## What to work on
Skip the pictures. Transcribe the rest of the data below without changing a word.

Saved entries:
--- BEGIN ---

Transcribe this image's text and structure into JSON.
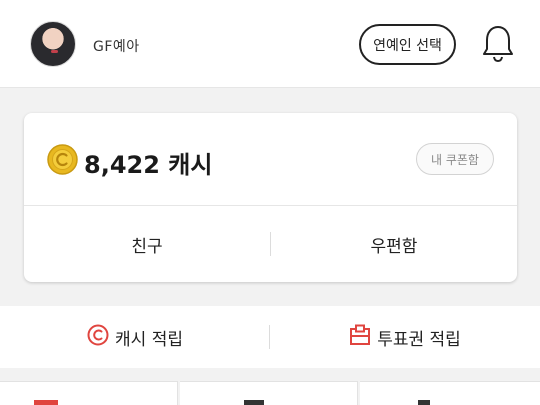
{
  "header": {
    "username": "GF예아",
    "celeb_select_label": "연예인 선택"
  },
  "wallet": {
    "cash_amount": "8,422 캐시",
    "coupon_label": "내 쿠폰함",
    "tabs": [
      {
        "label": "친구"
      },
      {
        "label": "우편함"
      }
    ]
  },
  "earn": {
    "cash_earn_label": "캐시 적립",
    "vote_earn_label": "투표권 적립"
  },
  "colors": {
    "accent_red": "#e0453f",
    "coin_gold": "#e8b820",
    "background": "#f2f2f2"
  },
  "icons": [
    "avatar",
    "bell-icon",
    "coin-icon",
    "cash-earn-icon",
    "ticket-icon"
  ]
}
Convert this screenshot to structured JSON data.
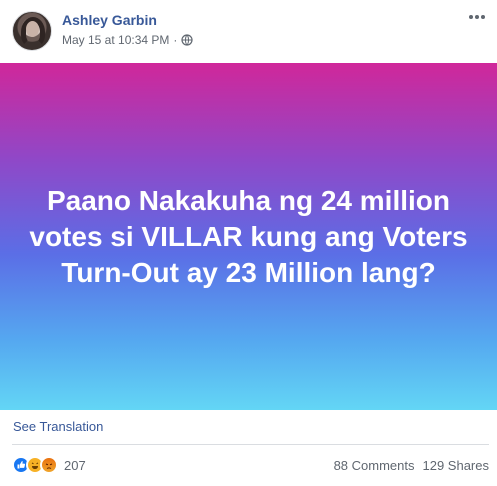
{
  "post": {
    "author": "Ashley Garbin",
    "timestamp": "May 15 at 10:34 PM",
    "separator": "·",
    "privacy_icon": "globe-icon",
    "banner_text": "Paano Nakakuha ng 24 million votes si VILLAR kung ang Voters Turn-Out ay 23 Million lang?",
    "banner_colors": [
      "#d0279a",
      "#8f48c8",
      "#5b6ee6",
      "#55a8f0",
      "#63d6f5"
    ],
    "see_translation": "See Translation",
    "reactions": {
      "icons": [
        "like-icon",
        "haha-icon",
        "angry-icon"
      ],
      "count": "207"
    },
    "comments": "88 Comments",
    "shares": "129 Shares"
  },
  "colors": {
    "link": "#385898",
    "secondary_text": "#606770"
  }
}
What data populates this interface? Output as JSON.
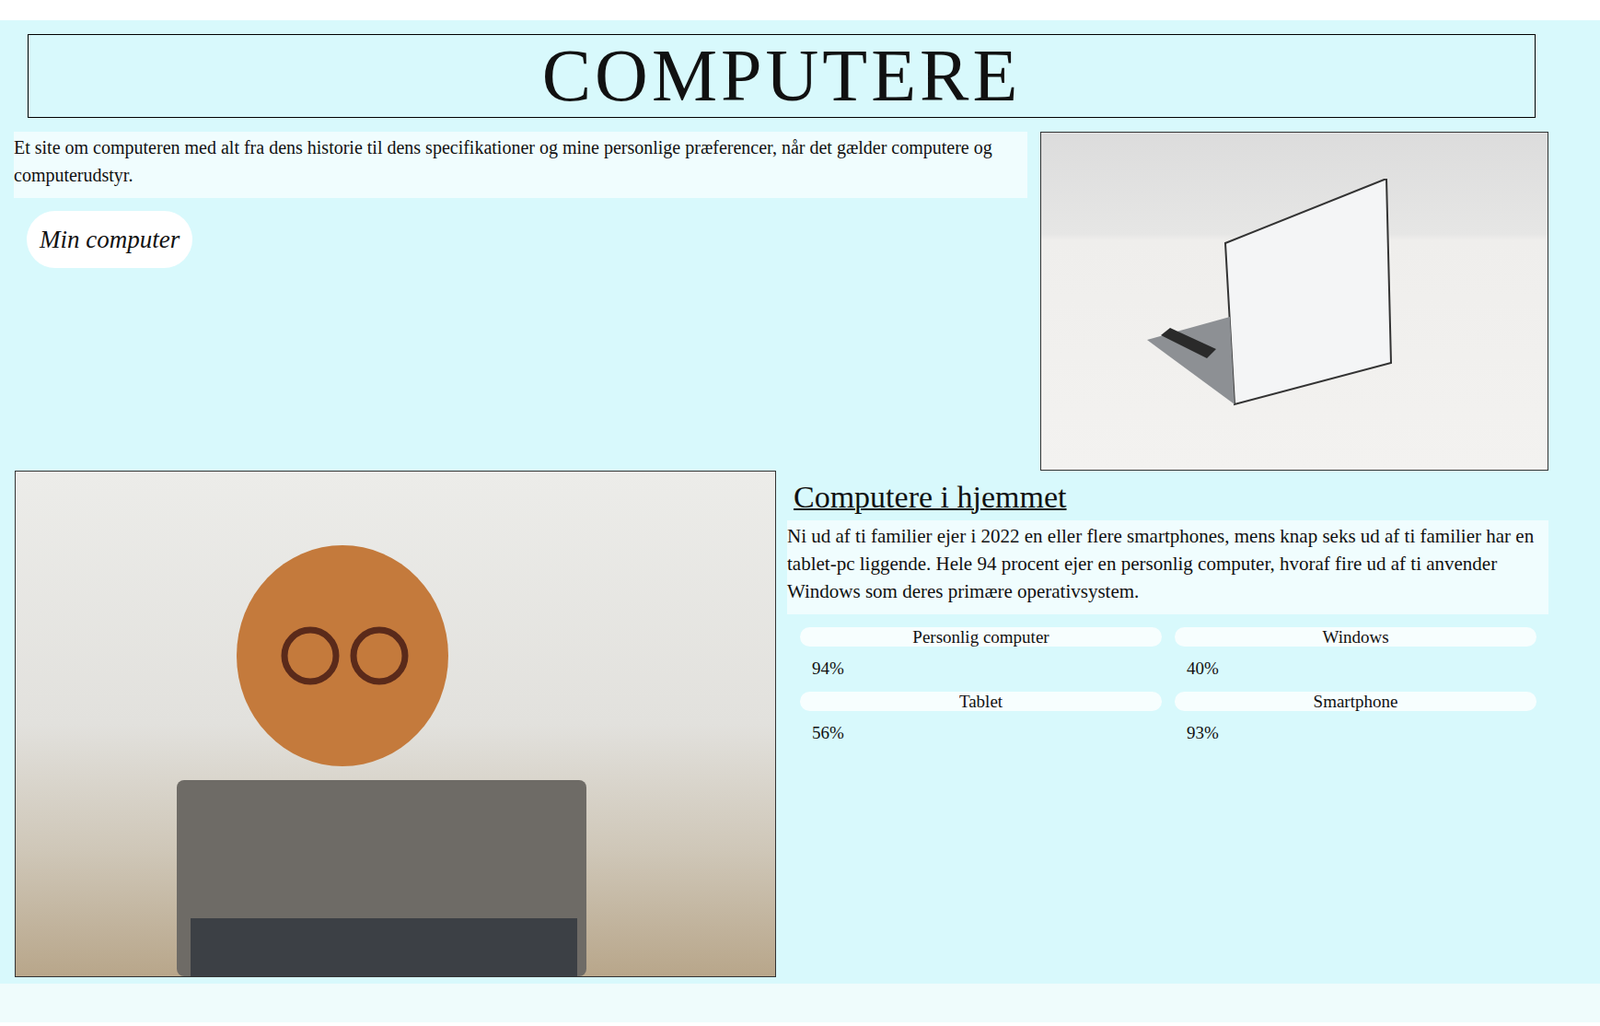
{
  "header": {
    "title": "COMPUTERE"
  },
  "intro": {
    "text": "Et site om computeren med alt fra dens historie til dens specifikationer og mine personlige præferencer, når det gælder computere og computerudstyr.",
    "button": "Min computer"
  },
  "section": {
    "heading": "Computere i hjemmet",
    "text": "Ni ud af ti familier ejer i 2022 en eller flere smartphones, mens knap seks ud af ti familier har en tablet-pc liggende. Hele 94 procent ejer en personlig computer, hvoraf fire ud af ti anvender Windows som deres primære operativsystem.",
    "stats": [
      {
        "label": "Personlig computer",
        "value": "94%"
      },
      {
        "label": "Windows",
        "value": "40%"
      },
      {
        "label": "Tablet",
        "value": "56%"
      },
      {
        "label": "Smartphone",
        "value": "93%"
      }
    ]
  }
}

--- END ---

## Exercise solution
Transcribe this image's text and structure into JSON.
{
  "header": {
    "username": "GF예아",
    "celeb_select_label": "연예인 선택"
  },
  "wallet": {
    "cash_amount": "8,422 캐시",
    "coupon_label": "내 쿠폰함",
    "tabs": [
      {
        "label": "친구"
      },
      {
        "label": "우편함"
      }
    ]
  },
  "earn": {
    "cash_earn_label": "캐시 적립",
    "vote_earn_label": "투표권 적립"
  },
  "colors": {
    "accent_red": "#e0453f",
    "coin_gold": "#e8b820",
    "background": "#f2f2f2"
  },
  "icons": [
    "avatar",
    "bell-icon",
    "coin-icon",
    "cash-earn-icon",
    "ticket-icon"
  ]
}
Convert this screenshot to structured JSON data.
{
  "post": {
    "author": "Ashley Garbin",
    "timestamp": "May 15 at 10:34 PM",
    "separator": "·",
    "privacy_icon": "globe-icon",
    "banner_text": "Paano Nakakuha ng 24 million votes si VILLAR kung ang Voters Turn-Out ay 23 Million lang?",
    "banner_colors": [
      "#d0279a",
      "#8f48c8",
      "#5b6ee6",
      "#55a8f0",
      "#63d6f5"
    ],
    "see_translation": "See Translation",
    "reactions": {
      "icons": [
        "like-icon",
        "haha-icon",
        "angry-icon"
      ],
      "count": "207"
    },
    "comments": "88 Comments",
    "shares": "129 Shares"
  },
  "colors": {
    "link": "#385898",
    "secondary_text": "#606770"
  }
}
What data populates this interface? Output as JSON.
{
  "header": {
    "title": "COMPUTERE"
  },
  "intro": {
    "text": "Et site om computeren med alt fra dens historie til dens specifikationer og mine personlige præferencer, når det gælder computere og computerudstyr.",
    "button": "Min computer"
  },
  "section": {
    "heading": "Computere i hjemmet",
    "text": "Ni ud af ti familier ejer i 2022 en eller flere smartphones, mens knap seks ud af ti familier har en tablet-pc liggende. Hele 94 procent ejer en personlig computer, hvoraf fire ud af ti anvender Windows som deres primære operativsystem.",
    "stats": [
      {
        "label": "Personlig computer",
        "value": "94%"
      },
      {
        "label": "Windows",
        "value": "40%"
      },
      {
        "label": "Tablet",
        "value": "56%"
      },
      {
        "label": "Smartphone",
        "value": "93%"
      }
    ]
  }
}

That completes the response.